Dataset rows about figures
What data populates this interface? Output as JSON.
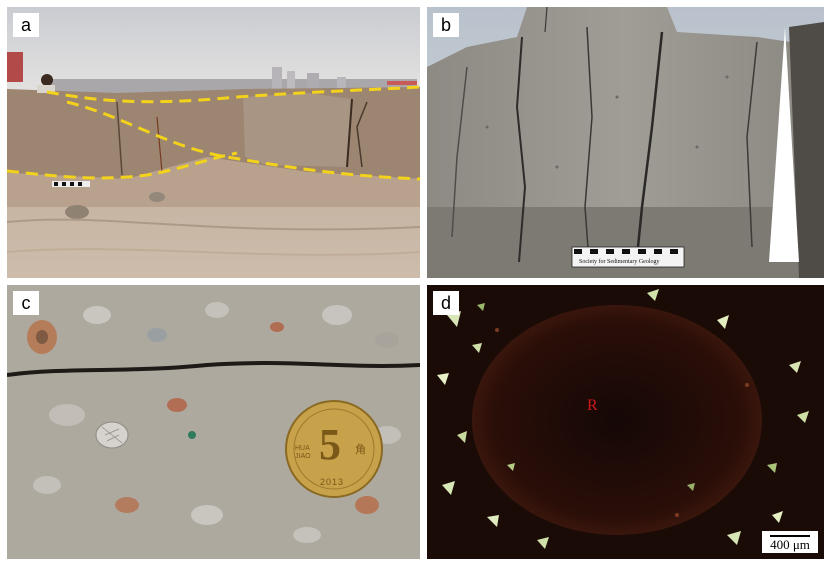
{
  "figure": {
    "panels": [
      {
        "label": "a"
      },
      {
        "label": "b"
      },
      {
        "label": "c",
        "coin_value": "5",
        "coin_small_text": "HUA JIAO",
        "coin_year": "2013",
        "coin_char": "角"
      },
      {
        "label": "d",
        "grain_label": "R",
        "scale_label": "400 μm"
      }
    ],
    "panel_b_card_text": "Society for Sedimentary Geology",
    "colors": {
      "boundary_line": "#f2d21b",
      "grain_label": "#d01818",
      "coin": "#c8a24a"
    }
  }
}
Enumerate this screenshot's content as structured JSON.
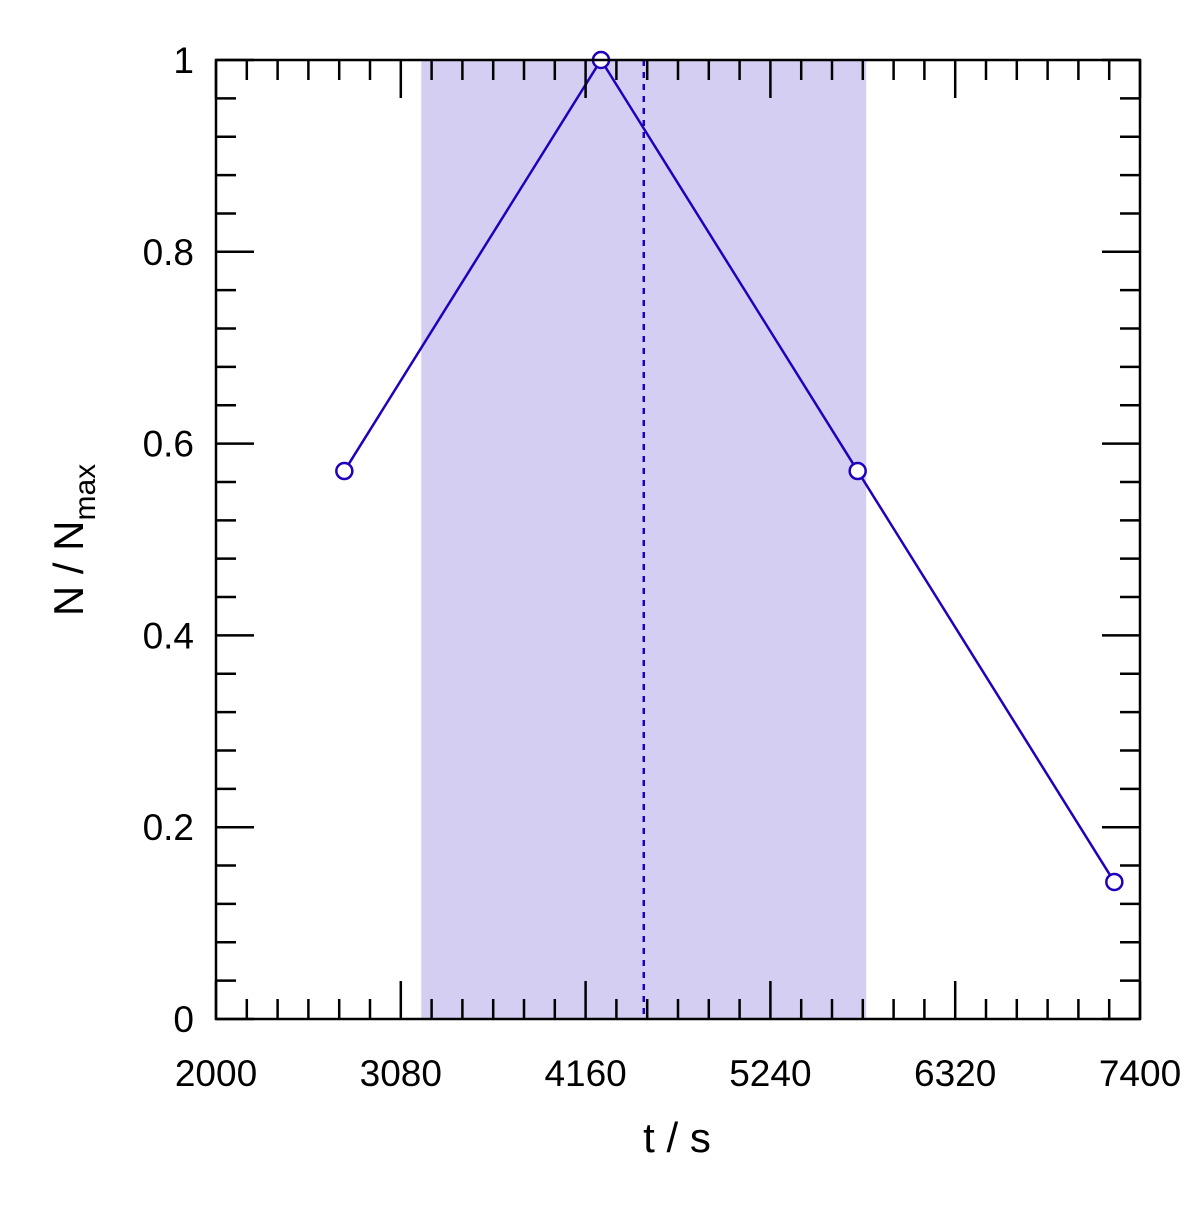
{
  "chart_data": {
    "type": "line",
    "x": [
      2750,
      4250,
      5750,
      7250
    ],
    "y": [
      0.5714,
      1.0,
      0.5714,
      0.1429
    ],
    "xlabel": "t / s",
    "ylabel": {
      "main": "N / N",
      "subscript": "max"
    },
    "xlim": [
      2000,
      7400
    ],
    "ylim": [
      0,
      1
    ],
    "xticks": [
      2000,
      3080,
      4160,
      5240,
      6320,
      7400
    ],
    "xtick_labels": [
      "2000",
      "3080",
      "4160",
      "5240",
      "6320",
      "7400"
    ],
    "yticks": [
      0,
      0.2,
      0.4,
      0.6,
      0.8,
      1
    ],
    "ytick_labels": [
      "0",
      "0.2",
      "0.4",
      "0.6",
      "0.8",
      "1"
    ],
    "shaded_band": {
      "x_start": 3200,
      "x_end": 5800
    },
    "reference_line": {
      "x": 4500,
      "style": "dashed"
    },
    "markers": "open-circle",
    "grid": false,
    "colors": {
      "series": "#2200bb",
      "band": "#d4cef2",
      "axes": "#000000"
    }
  }
}
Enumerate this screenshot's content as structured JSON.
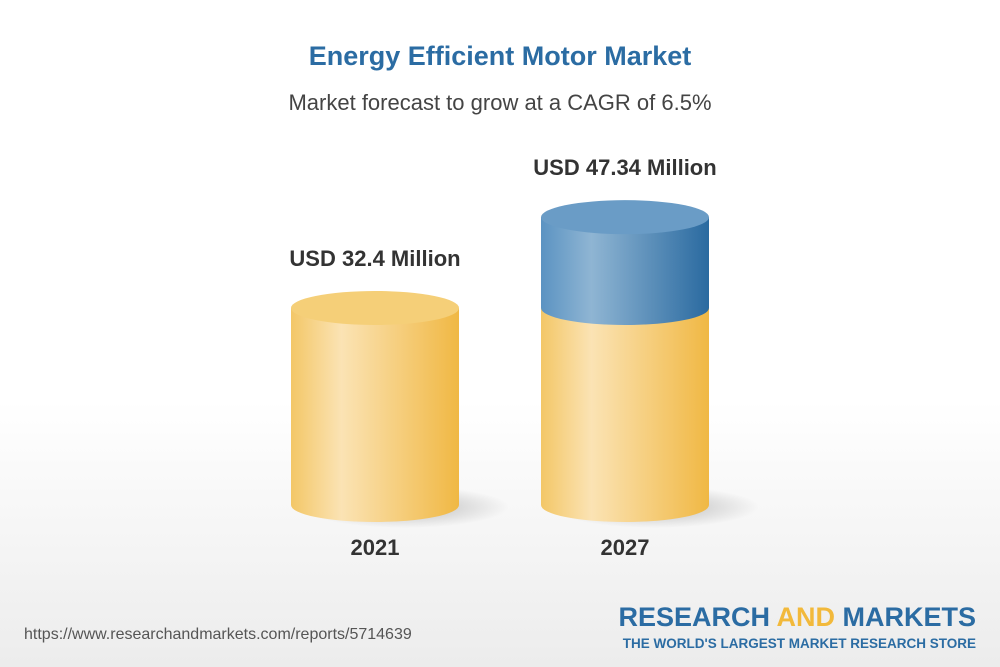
{
  "chart_data": {
    "type": "bar",
    "style": "3d-cylinder",
    "title": "Energy Efficient Motor Market",
    "subtitle": "Market forecast to grow at a CAGR of 6.5%",
    "categories": [
      "2021",
      "2027"
    ],
    "values": [
      32.4,
      47.34
    ],
    "data_labels": [
      "USD 32.4 Million",
      "USD 47.34 Million"
    ],
    "unit": "USD Million",
    "colors": {
      "base": "#f2c15a",
      "growth": "#4a86b8"
    }
  },
  "footer": {
    "url": "https://www.researchandmarkets.com/reports/5714639",
    "logo_part1": "RESEARCH ",
    "logo_part2": "AND",
    "logo_part3": " MARKETS",
    "tagline": "THE WORLD'S LARGEST MARKET RESEARCH STORE"
  }
}
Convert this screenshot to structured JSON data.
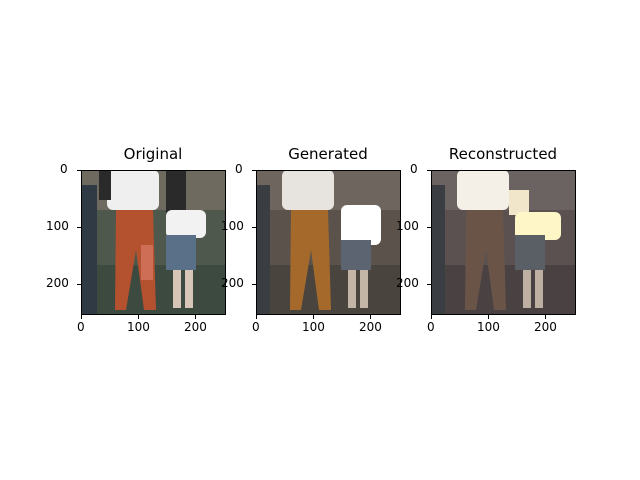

__Goal__:
In the copy, include no pictures; restate the listing above exactly.

__Exercise answer__:
What data populates this interface? Output as JSON.
{
  "figure": {
    "panels": [
      {
        "label": "a"
      },
      {
        "label": "b"
      },
      {
        "label": "c",
        "coin_value": "5",
        "coin_small_text": "HUA JIAO",
        "coin_year": "2013",
        "coin_char": "角"
      },
      {
        "label": "d",
        "grain_label": "R",
        "scale_label": "400 μm"
      }
    ],
    "panel_b_card_text": "Society for Sedimentary Geology",
    "colors": {
      "boundary_line": "#f2d21b",
      "grain_label": "#d01818",
      "coin": "#c8a24a"
    }
  }
}
Enumerate this screenshot's content as structured JSON.
{
  "chart_data": {
    "type": "line",
    "x": [
      2750,
      4250,
      5750,
      7250
    ],
    "y": [
      0.5714,
      1.0,
      0.5714,
      0.1429
    ],
    "xlabel": "t / s",
    "ylabel": {
      "main": "N / N",
      "subscript": "max"
    },
    "xlim": [
      2000,
      7400
    ],
    "ylim": [
      0,
      1
    ],
    "xticks": [
      2000,
      3080,
      4160,
      5240,
      6320,
      7400
    ],
    "xtick_labels": [
      "2000",
      "3080",
      "4160",
      "5240",
      "6320",
      "7400"
    ],
    "yticks": [
      0,
      0.2,
      0.4,
      0.6,
      0.8,
      1
    ],
    "ytick_labels": [
      "0",
      "0.2",
      "0.4",
      "0.6",
      "0.8",
      "1"
    ],
    "shaded_band": {
      "x_start": 3200,
      "x_end": 5800
    },
    "reference_line": {
      "x": 4500,
      "style": "dashed"
    },
    "markers": "open-circle",
    "grid": false,
    "colors": {
      "series": "#2200bb",
      "band": "#d4cef2",
      "axes": "#000000"
    }
  }
}
Enumerate this screenshot's content as structured JSON.
{
  "chart_data": {
    "type": "bar",
    "style": "3d-cylinder",
    "title": "Energy Efficient Motor Market",
    "subtitle": "Market forecast to grow at a CAGR of 6.5%",
    "categories": [
      "2021",
      "2027"
    ],
    "values": [
      32.4,
      47.34
    ],
    "data_labels": [
      "USD 32.4 Million",
      "USD 47.34 Million"
    ],
    "unit": "USD Million",
    "colors": {
      "base": "#f2c15a",
      "growth": "#4a86b8"
    }
  },
  "footer": {
    "url": "https://www.researchandmarkets.com/reports/5714639",
    "logo_part1": "RESEARCH ",
    "logo_part2": "AND",
    "logo_part3": " MARKETS",
    "tagline": "THE WORLD'S LARGEST MARKET RESEARCH STORE"
  }
}
Convert this screenshot to structured JSON data.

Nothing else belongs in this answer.